Return the records, each one exactly as written.

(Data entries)
↓
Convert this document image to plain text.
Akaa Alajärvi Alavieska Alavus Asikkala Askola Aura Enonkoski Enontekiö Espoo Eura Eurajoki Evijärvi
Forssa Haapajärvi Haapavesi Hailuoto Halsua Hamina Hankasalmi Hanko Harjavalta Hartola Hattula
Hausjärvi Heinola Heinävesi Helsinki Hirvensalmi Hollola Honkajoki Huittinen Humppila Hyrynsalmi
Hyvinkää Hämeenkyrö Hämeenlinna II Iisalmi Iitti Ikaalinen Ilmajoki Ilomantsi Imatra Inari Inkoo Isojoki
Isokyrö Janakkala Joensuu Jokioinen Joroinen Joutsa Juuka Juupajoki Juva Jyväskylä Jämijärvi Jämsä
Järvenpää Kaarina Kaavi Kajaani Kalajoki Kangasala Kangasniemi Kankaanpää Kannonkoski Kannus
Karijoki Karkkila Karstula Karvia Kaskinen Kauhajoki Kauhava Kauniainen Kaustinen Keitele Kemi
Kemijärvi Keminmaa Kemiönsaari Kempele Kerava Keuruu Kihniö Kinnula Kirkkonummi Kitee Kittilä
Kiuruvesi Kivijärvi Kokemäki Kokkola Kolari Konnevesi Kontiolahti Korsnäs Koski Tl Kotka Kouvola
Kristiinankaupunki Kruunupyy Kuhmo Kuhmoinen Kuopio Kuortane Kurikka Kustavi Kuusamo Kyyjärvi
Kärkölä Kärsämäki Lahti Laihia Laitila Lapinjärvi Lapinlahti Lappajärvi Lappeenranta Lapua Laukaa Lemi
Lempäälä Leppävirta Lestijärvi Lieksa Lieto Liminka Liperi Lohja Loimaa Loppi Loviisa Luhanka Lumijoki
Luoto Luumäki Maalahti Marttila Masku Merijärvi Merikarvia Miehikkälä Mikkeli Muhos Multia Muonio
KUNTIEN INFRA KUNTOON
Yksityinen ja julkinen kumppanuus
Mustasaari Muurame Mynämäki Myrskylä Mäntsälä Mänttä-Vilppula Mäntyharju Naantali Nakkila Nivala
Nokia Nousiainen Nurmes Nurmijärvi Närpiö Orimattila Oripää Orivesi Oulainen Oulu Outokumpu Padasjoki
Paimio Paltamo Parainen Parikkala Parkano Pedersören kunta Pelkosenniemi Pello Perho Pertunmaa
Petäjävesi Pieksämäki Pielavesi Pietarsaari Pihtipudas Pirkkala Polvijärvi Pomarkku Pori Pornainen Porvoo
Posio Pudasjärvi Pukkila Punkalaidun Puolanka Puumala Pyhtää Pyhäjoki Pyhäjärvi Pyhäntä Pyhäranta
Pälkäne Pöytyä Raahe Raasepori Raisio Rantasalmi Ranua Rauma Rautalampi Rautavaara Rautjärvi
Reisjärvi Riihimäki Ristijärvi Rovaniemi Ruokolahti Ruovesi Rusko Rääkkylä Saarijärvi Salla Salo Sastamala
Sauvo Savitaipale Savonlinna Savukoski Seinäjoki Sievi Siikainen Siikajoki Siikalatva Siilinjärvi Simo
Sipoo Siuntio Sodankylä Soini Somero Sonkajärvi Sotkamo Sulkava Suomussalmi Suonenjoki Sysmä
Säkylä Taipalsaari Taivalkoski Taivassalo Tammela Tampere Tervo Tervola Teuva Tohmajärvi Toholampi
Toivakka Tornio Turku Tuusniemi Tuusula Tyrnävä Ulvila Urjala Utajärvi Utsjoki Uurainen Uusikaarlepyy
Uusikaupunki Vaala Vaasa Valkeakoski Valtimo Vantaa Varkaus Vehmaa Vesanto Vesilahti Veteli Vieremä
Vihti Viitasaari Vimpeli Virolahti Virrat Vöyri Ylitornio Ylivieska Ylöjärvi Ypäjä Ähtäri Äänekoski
↑
Completed exercise:
Convert this document image to plain text.
Akaa Alajärvi Alavieska Alavus Asikkala Askola Aura Enonkoski Enontekiö Espoo Eura Eurajoki Evijärvi
Forssa Haapajärvi Haapavesi Hailuoto Halsua Hamina Hankasalmi Hanko Harjavalta Hartola Hattula
Hausjärvi Heinola Heinävesi Helsinki Hirvensalmi Hollola Honkajoki Huittinen Humppila Hyrynsalmi
Hyvinkää Hämeenkyrö Hämeenlinna II Iisalmi Iitti Ikaalinen Ilmajoki Ilomantsi Imatra Inari Inkoo Isojoki
Isokyrö Janakkala Joensuu Jokioinen Joroinen Joutsa Juuka Juupajoki Juva Jyväskylä Jämijärvi Jämsä
Järvenpää Kaarina Kaavi Kajaani Kalajoki Kangasala Kangasniemi Kankaanpää Kannonkoski Kannus
Karijoki Karkkila Karstula Karvia Kaskinen Kauhajoki Kauhava Kauniainen Kaustinen Keitele Kemi
Kemijärvi Keminmaa Kemiönsaari Kempele Kerava Keuruu Kihniö Kinnula Kirkkonummi Kitee Kittilä
Kiuruvesi Kivijärvi Kokemäki Kokkola Kolari Konnevesi Kontiolahti Korsnäs Koski Tl Kotka Kouvola
Kristiinankaupunki Kruunupyy Kuhmo Kuhmoinen Kuopio Kuortane Kurikka Kustavi Kuusamo Kyyjärvi
Kärkölä Kärsämäki Lahti Laihia Laitila Lapinjärvi Lapinlahti Lappajärvi Lappeenranta Lapua Laukaa Lemi
Lempäälä Leppävirta Lestijärvi Lieksa Lieto Liminka Liperi Lohja Loimaa Loppi Loviisa Luhanka Lumijoki
Luoto Luumäki Maalahti Marttila Masku Merijärvi Merikarvia Miehikkälä Mikkeli Muhos Multia Muonio
KUNTIEN INFRA KUNTOON
Yksityinen ja julkinen kumppanuus
Mustasaari Muurame Mynämäki Myrskylä Mäntsälä Mänttä-Vilppula Mäntyharju Naantali Nakkila Nivala
Nokia Nousiainen Nurmes Nurmijärvi Närpiö Orimattila Oripää Orivesi Oulainen Oulu Outokumpu Padasjoki
Paimio Paltamo Parainen Parikkala Parkano Pedersören kunta Pelkosenniemi Pello Perho Pertunmaa
Petäjävesi Pieksämäki Pielavesi Pietarsaari Pihtipudas Pirkkala Polvijärvi Pomarkku Pori Pornainen Porvoo
Posio Pudasjärvi Pukkila Punkalaidun Puolanka Puumala Pyhtää Pyhäjoki Pyhäjärvi Pyhäntä Pyhäranta
Pälkäne Pöytyä Raahe Raasepori Raisio Rantasalmi Ranua Rauma Rautalampi Rautavaara Rautjärvi
Reisjärvi Riihimäki Ristijärvi Rovaniemi Ruokolahti Ruovesi Rusko Rääkkylä Saarijärvi Salla Salo Sastamala
Sauvo Savitaipale Savonlinna Savukoski Seinäjoki Sievi Siikainen Siikajoki Siikalatva Siilinjärvi Simo
Sipoo Siuntio Sodankylä Soini Somero Sonkajärvi Sotkamo Sulkava Suomussalmi Suonenjoki Sysmä
Säkylä Taipalsaari Taivalkoski Taivassalo Tammela Tampere Tervo Tervola Teuva Tohmajärvi Toholampi
Toivakka Tornio Turku Tuusniemi Tuusula Tyrnävä Ulvila Urjala Utajärvi Utsjoki Uurainen Uusikaarlepyy
Uusikaupunki Vaala Vaasa Valkeakoski Valtimo Vantaa Varkaus Vehmaa Vesanto Vesilahti Veteli Vieremä
Vihti Viitasaari Vimpeli Virolahti Virrat Vöyri Ylitornio Ylivieska Ylöjärvi Ypäjä Ähtäri Äänekoski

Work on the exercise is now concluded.